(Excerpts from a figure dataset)
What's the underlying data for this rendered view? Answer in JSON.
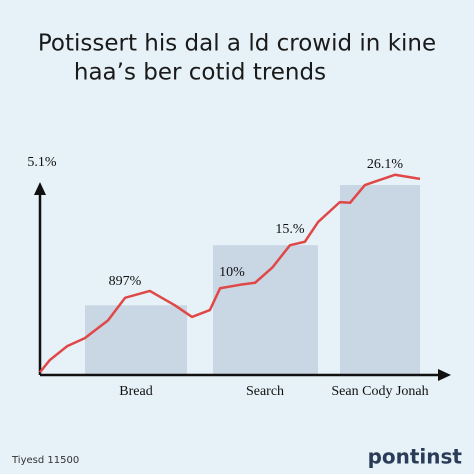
{
  "chart_data": {
    "type": "line",
    "title": [
      "Potissert his dal a ld crowid in kine",
      "haa’s ber cotid trends"
    ],
    "y_label": "5.1%",
    "xlim": [
      0,
      100
    ],
    "ylim": [
      0,
      30
    ],
    "series": [
      {
        "color": "#e04848",
        "x": [
          0,
          2.6,
          7.1,
          11.8,
          17.9,
          22.4,
          28.9,
          35.5,
          40.0,
          44.7,
          47.4,
          52.6,
          56.6,
          61.1,
          65.8,
          69.7,
          73.2,
          78.9,
          81.6,
          85.5,
          93.4,
          100
        ],
        "values": [
          0.4,
          2.2,
          4.2,
          5.4,
          8.0,
          11.3,
          12.3,
          10.2,
          8.5,
          9.5,
          12.7,
          13.2,
          13.5,
          15.7,
          19.0,
          19.5,
          22.4,
          25.3,
          25.2,
          27.8,
          29.3,
          28.7
        ]
      }
    ],
    "bars": {
      "color": "#c9d6e4",
      "categories": [
        "Bread",
        "Search",
        "Sean Cody Jonah"
      ],
      "values": [
        10.2,
        19.0,
        27.8
      ]
    },
    "annotations": [
      "897%",
      "10%",
      "15.%",
      "26.1%"
    ],
    "footer": "Tiyesd 11500",
    "brand": "pontinst"
  }
}
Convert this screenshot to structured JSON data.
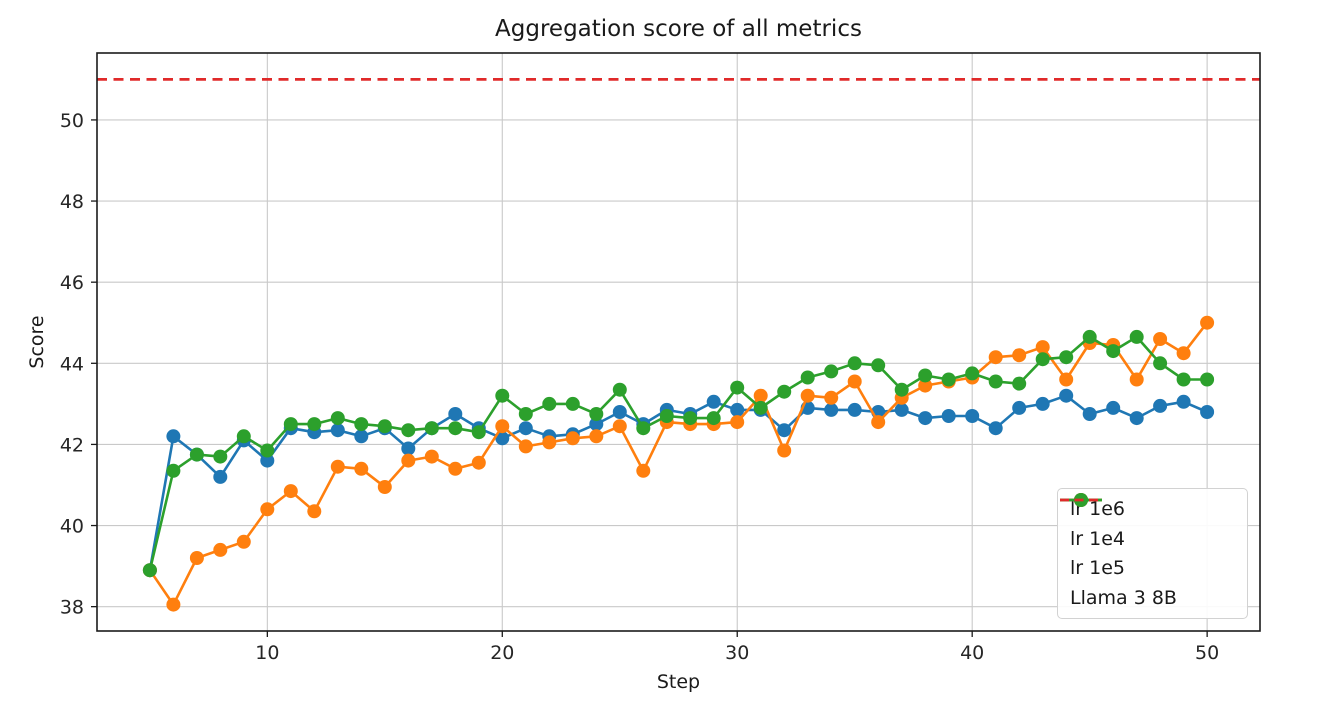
{
  "window": {
    "background": "#ffffff"
  },
  "chart_data": {
    "type": "line",
    "title": "Aggregation score of all metrics",
    "xlabel": "Step",
    "ylabel": "Score",
    "grid": true,
    "x_ticks": [
      10,
      20,
      30,
      40,
      50
    ],
    "y_ticks": [
      38,
      40,
      42,
      44,
      46,
      48,
      50
    ],
    "xlim": [
      2.75,
      52.25
    ],
    "ylim": [
      37.4,
      51.65
    ],
    "x": [
      5,
      6,
      7,
      8,
      9,
      10,
      11,
      12,
      13,
      14,
      15,
      16,
      17,
      18,
      19,
      20,
      21,
      22,
      23,
      24,
      25,
      26,
      27,
      28,
      29,
      30,
      31,
      32,
      33,
      34,
      35,
      36,
      37,
      38,
      39,
      40,
      41,
      42,
      43,
      44,
      45,
      46,
      47,
      48,
      49,
      50
    ],
    "series": [
      {
        "name": "lr 1e6",
        "color": "#1f77b4",
        "line_style": "solid",
        "marker": "circle",
        "values": [
          38.9,
          42.2,
          41.75,
          41.2,
          42.1,
          41.6,
          42.4,
          42.3,
          42.35,
          42.2,
          42.4,
          41.9,
          42.4,
          42.75,
          42.4,
          42.15,
          42.4,
          42.2,
          42.25,
          42.5,
          42.8,
          42.5,
          42.85,
          42.75,
          43.05,
          42.85,
          42.85,
          42.35,
          42.9,
          42.85,
          42.85,
          42.8,
          42.85,
          42.65,
          42.7,
          42.7,
          42.4,
          42.9,
          43.0,
          43.2,
          42.75,
          42.9,
          42.65,
          42.95,
          43.05,
          42.8
        ]
      },
      {
        "name": "lr 1e4",
        "color": "#ff7f0e",
        "line_style": "solid",
        "marker": "circle",
        "values": [
          38.9,
          38.05,
          39.2,
          39.4,
          39.6,
          40.4,
          40.85,
          40.35,
          41.45,
          41.4,
          40.95,
          41.6,
          41.7,
          41.4,
          41.55,
          42.45,
          41.95,
          42.05,
          42.15,
          42.2,
          42.45,
          41.35,
          42.55,
          42.5,
          42.5,
          42.55,
          43.2,
          41.85,
          43.2,
          43.15,
          43.55,
          42.55,
          43.15,
          43.45,
          43.55,
          43.65,
          44.15,
          44.2,
          44.4,
          43.6,
          44.5,
          44.45,
          43.6,
          44.6,
          44.25,
          45.0
        ]
      },
      {
        "name": "lr 1e5",
        "color": "#2ca02c",
        "line_style": "solid",
        "marker": "circle",
        "values": [
          38.9,
          41.35,
          41.75,
          41.7,
          42.2,
          41.85,
          42.5,
          42.5,
          42.65,
          42.5,
          42.45,
          42.35,
          42.4,
          42.4,
          42.3,
          43.2,
          42.75,
          43.0,
          43.0,
          42.75,
          43.35,
          42.4,
          42.7,
          42.65,
          42.65,
          43.4,
          42.9,
          43.3,
          43.65,
          43.8,
          44.0,
          43.95,
          43.35,
          43.7,
          43.6,
          43.75,
          43.55,
          43.5,
          44.1,
          44.15,
          44.65,
          44.3,
          44.65,
          44.0,
          43.6,
          43.6
        ]
      }
    ],
    "reference_line": {
      "name": "Llama 3 8B",
      "value": 51.0,
      "color": "#e02a2a",
      "line_style": "dashed"
    },
    "legend": {
      "position": "lower right",
      "entries": [
        "lr 1e6",
        "lr 1e4",
        "lr 1e5",
        "Llama 3 8B"
      ]
    },
    "colors": {
      "grid": "#c9c9c9",
      "spine": "#1a1a1a",
      "text": "#262626"
    }
  }
}
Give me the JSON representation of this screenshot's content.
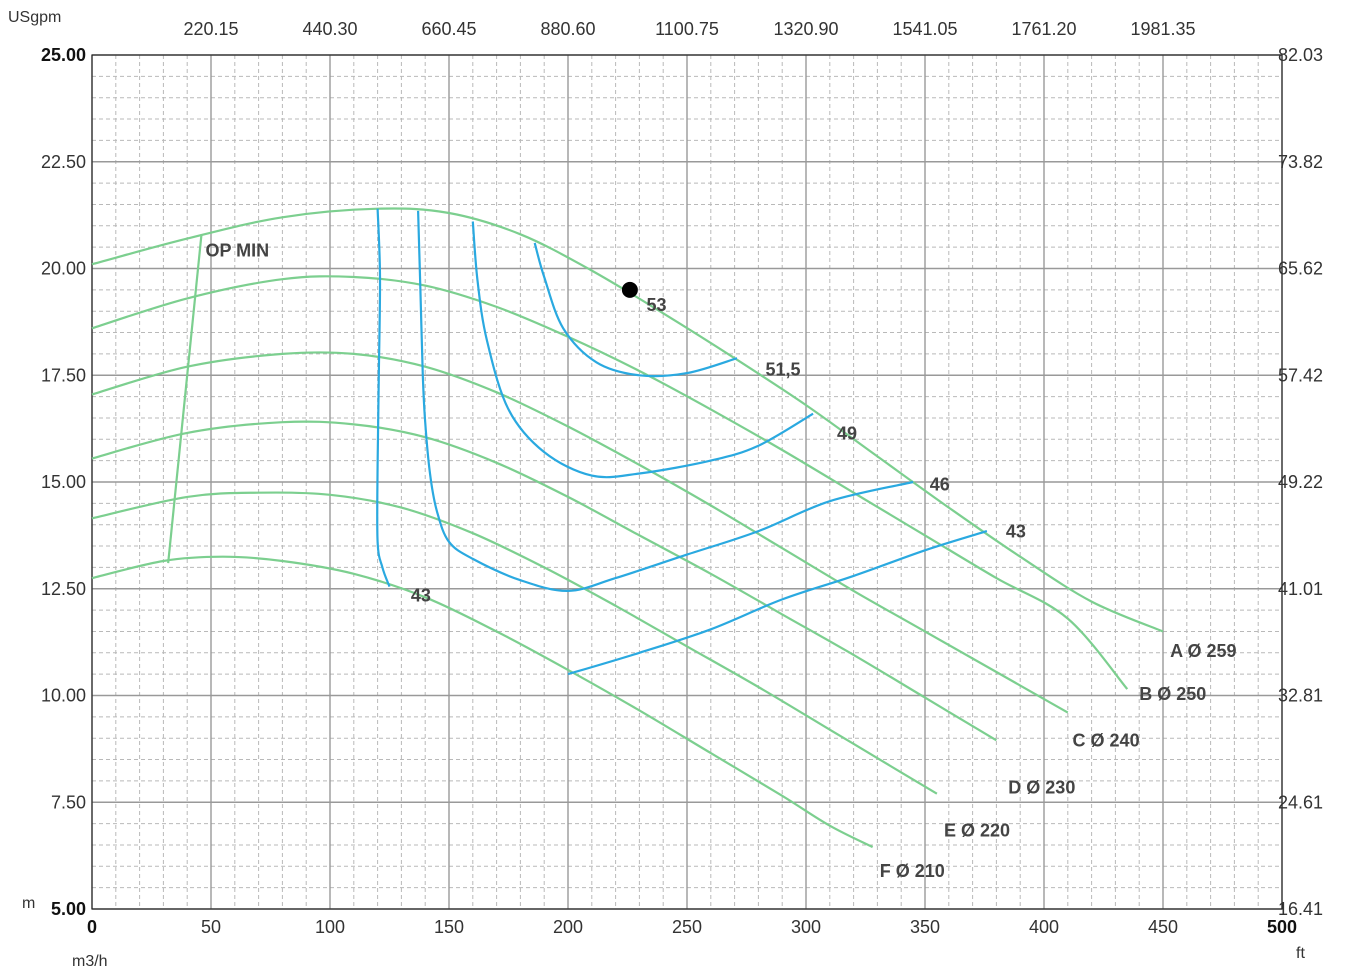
{
  "chart_data": {
    "type": "line",
    "grid": true,
    "axes": {
      "x": {
        "unit": "m3/h",
        "range": [
          0,
          500
        ],
        "ticks": [
          "0",
          "50",
          "100",
          "150",
          "200",
          "250",
          "300",
          "350",
          "400",
          "450",
          "500"
        ]
      },
      "x_top": {
        "unit": "",
        "ticks": [
          "220.15",
          "440.30",
          "660.45",
          "880.60",
          "1100.75",
          "1320.90",
          "1541.05",
          "1761.20",
          "1981.35"
        ]
      },
      "y_left": {
        "unit": "m",
        "range": [
          5,
          25
        ],
        "ticks": [
          "5.00",
          "7.50",
          "10.00",
          "12.50",
          "15.00",
          "17.50",
          "20.00",
          "22.50",
          "25.00"
        ]
      },
      "y_right": {
        "unit": "ft",
        "ticks": [
          "16.41",
          "24.61",
          "32.81",
          "41.01",
          "49.22",
          "57.42",
          "65.62",
          "73.82",
          "82.03"
        ]
      },
      "top_left_unit": "USgpm"
    },
    "head_curves": [
      {
        "name": "A Ø 259",
        "points": [
          [
            0,
            20.1
          ],
          [
            40,
            20.7
          ],
          [
            80,
            21.2
          ],
          [
            120,
            21.4
          ],
          [
            150,
            21.3
          ],
          [
            180,
            20.8
          ],
          [
            210,
            19.95
          ],
          [
            240,
            18.95
          ],
          [
            270,
            17.9
          ],
          [
            300,
            16.8
          ],
          [
            330,
            15.6
          ],
          [
            360,
            14.4
          ],
          [
            390,
            13.25
          ],
          [
            420,
            12.2
          ],
          [
            450,
            11.5
          ]
        ]
      },
      {
        "name": "B Ø 250",
        "points": [
          [
            0,
            18.6
          ],
          [
            40,
            19.3
          ],
          [
            80,
            19.75
          ],
          [
            110,
            19.8
          ],
          [
            140,
            19.6
          ],
          [
            170,
            19.1
          ],
          [
            200,
            18.4
          ],
          [
            230,
            17.6
          ],
          [
            260,
            16.7
          ],
          [
            290,
            15.75
          ],
          [
            320,
            14.75
          ],
          [
            350,
            13.75
          ],
          [
            380,
            12.75
          ],
          [
            410,
            11.8
          ],
          [
            435,
            10.15
          ]
        ]
      },
      {
        "name": "C Ø 240",
        "points": [
          [
            0,
            17.05
          ],
          [
            40,
            17.7
          ],
          [
            80,
            18.0
          ],
          [
            110,
            18.0
          ],
          [
            140,
            17.7
          ],
          [
            170,
            17.1
          ],
          [
            200,
            16.3
          ],
          [
            230,
            15.4
          ],
          [
            260,
            14.45
          ],
          [
            290,
            13.45
          ],
          [
            320,
            12.45
          ],
          [
            350,
            11.5
          ],
          [
            380,
            10.55
          ],
          [
            410,
            9.6
          ]
        ]
      },
      {
        "name": "D Ø 230",
        "points": [
          [
            0,
            15.55
          ],
          [
            40,
            16.15
          ],
          [
            80,
            16.4
          ],
          [
            110,
            16.35
          ],
          [
            140,
            16.05
          ],
          [
            170,
            15.45
          ],
          [
            200,
            14.65
          ],
          [
            230,
            13.75
          ],
          [
            260,
            12.85
          ],
          [
            290,
            11.9
          ],
          [
            320,
            10.95
          ],
          [
            350,
            9.95
          ],
          [
            380,
            8.95
          ]
        ]
      },
      {
        "name": "E Ø 220",
        "points": [
          [
            0,
            14.15
          ],
          [
            40,
            14.65
          ],
          [
            70,
            14.75
          ],
          [
            100,
            14.7
          ],
          [
            130,
            14.4
          ],
          [
            160,
            13.8
          ],
          [
            190,
            13.0
          ],
          [
            220,
            12.1
          ],
          [
            250,
            11.15
          ],
          [
            280,
            10.2
          ],
          [
            310,
            9.2
          ],
          [
            340,
            8.2
          ],
          [
            355,
            7.7
          ]
        ]
      },
      {
        "name": "F Ø 210",
        "points": [
          [
            0,
            12.75
          ],
          [
            30,
            13.15
          ],
          [
            55,
            13.25
          ],
          [
            80,
            13.15
          ],
          [
            110,
            12.85
          ],
          [
            140,
            12.3
          ],
          [
            170,
            11.5
          ],
          [
            200,
            10.6
          ],
          [
            230,
            9.65
          ],
          [
            260,
            8.65
          ],
          [
            290,
            7.65
          ],
          [
            310,
            6.95
          ],
          [
            328,
            6.45
          ]
        ]
      }
    ],
    "op_min": {
      "label": "OP MIN",
      "points": [
        [
          46,
          20.8
        ],
        [
          32,
          13.1
        ]
      ]
    },
    "efficiency_curves": [
      {
        "name": "43",
        "points": [
          [
            120,
            21.4
          ],
          [
            121,
            19.8
          ],
          [
            120.5,
            17.5
          ],
          [
            120,
            15.4
          ],
          [
            120,
            13.6
          ],
          [
            122,
            13.0
          ],
          [
            125,
            12.55
          ]
        ]
      },
      {
        "name": "43",
        "points": [
          [
            137,
            21.35
          ],
          [
            138,
            19.5
          ],
          [
            139,
            17.5
          ],
          [
            140,
            16.4
          ],
          [
            142,
            15.2
          ],
          [
            145,
            14.3
          ],
          [
            150,
            13.6
          ],
          [
            160,
            13.2
          ],
          [
            180,
            12.7
          ],
          [
            200,
            12.45
          ],
          [
            220,
            12.75
          ],
          [
            250,
            13.3
          ],
          [
            280,
            13.85
          ],
          [
            310,
            14.55
          ],
          [
            345,
            15.0
          ]
        ]
      },
      {
        "name": "46",
        "points": [
          [
            200,
            10.5
          ],
          [
            230,
            11.0
          ],
          [
            260,
            11.55
          ],
          [
            290,
            12.25
          ],
          [
            320,
            12.8
          ],
          [
            350,
            13.4
          ],
          [
            376,
            13.85
          ]
        ]
      },
      {
        "name": "49",
        "points": [
          [
            160,
            21.1
          ],
          [
            162,
            19.7
          ],
          [
            166,
            18.3
          ],
          [
            175,
            16.7
          ],
          [
            190,
            15.7
          ],
          [
            210,
            15.15
          ],
          [
            230,
            15.2
          ],
          [
            260,
            15.5
          ],
          [
            280,
            15.85
          ],
          [
            303,
            16.6
          ]
        ]
      },
      {
        "name": "51.5",
        "points": [
          [
            186,
            20.6
          ],
          [
            190,
            19.8
          ],
          [
            198,
            18.6
          ],
          [
            212,
            17.8
          ],
          [
            230,
            17.5
          ],
          [
            250,
            17.55
          ],
          [
            271,
            17.9
          ]
        ]
      }
    ],
    "efficiency_labels": [
      {
        "text": "43",
        "at": [
          134,
          12.2
        ]
      },
      {
        "text": "43",
        "at": [
          384,
          13.7
        ]
      },
      {
        "text": "46",
        "at": [
          352,
          14.8
        ]
      },
      {
        "text": "49",
        "at": [
          313,
          16.0
        ]
      },
      {
        "text": "51,5",
        "at": [
          283,
          17.5
        ]
      },
      {
        "text": "53",
        "at": [
          233,
          19.0
        ]
      }
    ],
    "operating_point": {
      "x": 226,
      "y": 19.5
    },
    "head_curve_label_anchor": [
      [
        453,
        10.9
      ],
      [
        440,
        9.9
      ],
      [
        412,
        8.8
      ],
      [
        385,
        7.7
      ],
      [
        358,
        6.7
      ],
      [
        331,
        5.75
      ]
    ],
    "legend": "none"
  }
}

### [Task objective]
A number is the only answer here: how many lines of the material above contain "title"?

### [Answer to this problem]
2